### Task brief
Work out the number of lines with "label" in them. Reply with that number and no other words.

───

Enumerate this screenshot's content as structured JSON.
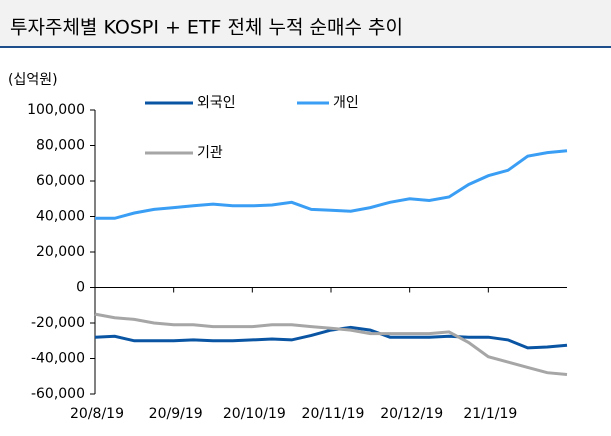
{
  "chart_data": {
    "type": "line",
    "title": "투자주체별 KOSPI + ETF 전체 누적 순매수 추이",
    "y_unit": "(십억원)",
    "categories": [
      "20/8/19",
      null,
      null,
      null,
      "20/9/19",
      null,
      null,
      null,
      "20/10/19",
      null,
      null,
      null,
      "20/11/19",
      null,
      null,
      null,
      "20/12/19",
      null,
      null,
      null,
      "21/1/19",
      null,
      null,
      null,
      null
    ],
    "series": [
      {
        "name": "외국인",
        "color": "#0a55a3",
        "values": [
          -28000,
          -27500,
          -30000,
          -30000,
          -30000,
          -29500,
          -30000,
          -30000,
          -29500,
          -29000,
          -29500,
          -27000,
          -24000,
          -22500,
          -24000,
          -28000,
          -28000,
          -28000,
          -27500,
          -28000,
          -28000,
          -29500,
          -34000,
          -33500,
          -32500
        ]
      },
      {
        "name": "개인",
        "color": "#3a9ef5",
        "values": [
          39000,
          39000,
          42000,
          44000,
          45000,
          46000,
          47000,
          46000,
          46000,
          46500,
          48000,
          44000,
          43500,
          43000,
          45000,
          48000,
          50000,
          49000,
          51000,
          58000,
          63000,
          66000,
          74000,
          76000,
          77000
        ]
      },
      {
        "name": "기관",
        "color": "#a6a6a6",
        "values": [
          -15000,
          -17000,
          -18000,
          -20000,
          -21000,
          -21000,
          -22000,
          -22000,
          -22000,
          -21000,
          -21000,
          -22000,
          -23000,
          -24000,
          -26000,
          -26000,
          -26000,
          -26000,
          -25000,
          -31000,
          -39000,
          -42000,
          -45000,
          -48000,
          -49000
        ]
      }
    ],
    "ylim": [
      -60000,
      100000
    ],
    "yticks": [
      {
        "value": 100000,
        "label": "100,000"
      },
      {
        "value": 80000,
        "label": "80,000"
      },
      {
        "value": 60000,
        "label": "60,000"
      },
      {
        "value": 40000,
        "label": "40,000"
      },
      {
        "value": 20000,
        "label": "20,000"
      },
      0,
      {
        "value": -20000,
        "label": "-20,000"
      },
      {
        "value": -40000,
        "label": "-40,000"
      },
      {
        "value": -60000,
        "label": "-60,000"
      }
    ],
    "grid": false
  }
}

───

### Solution below
8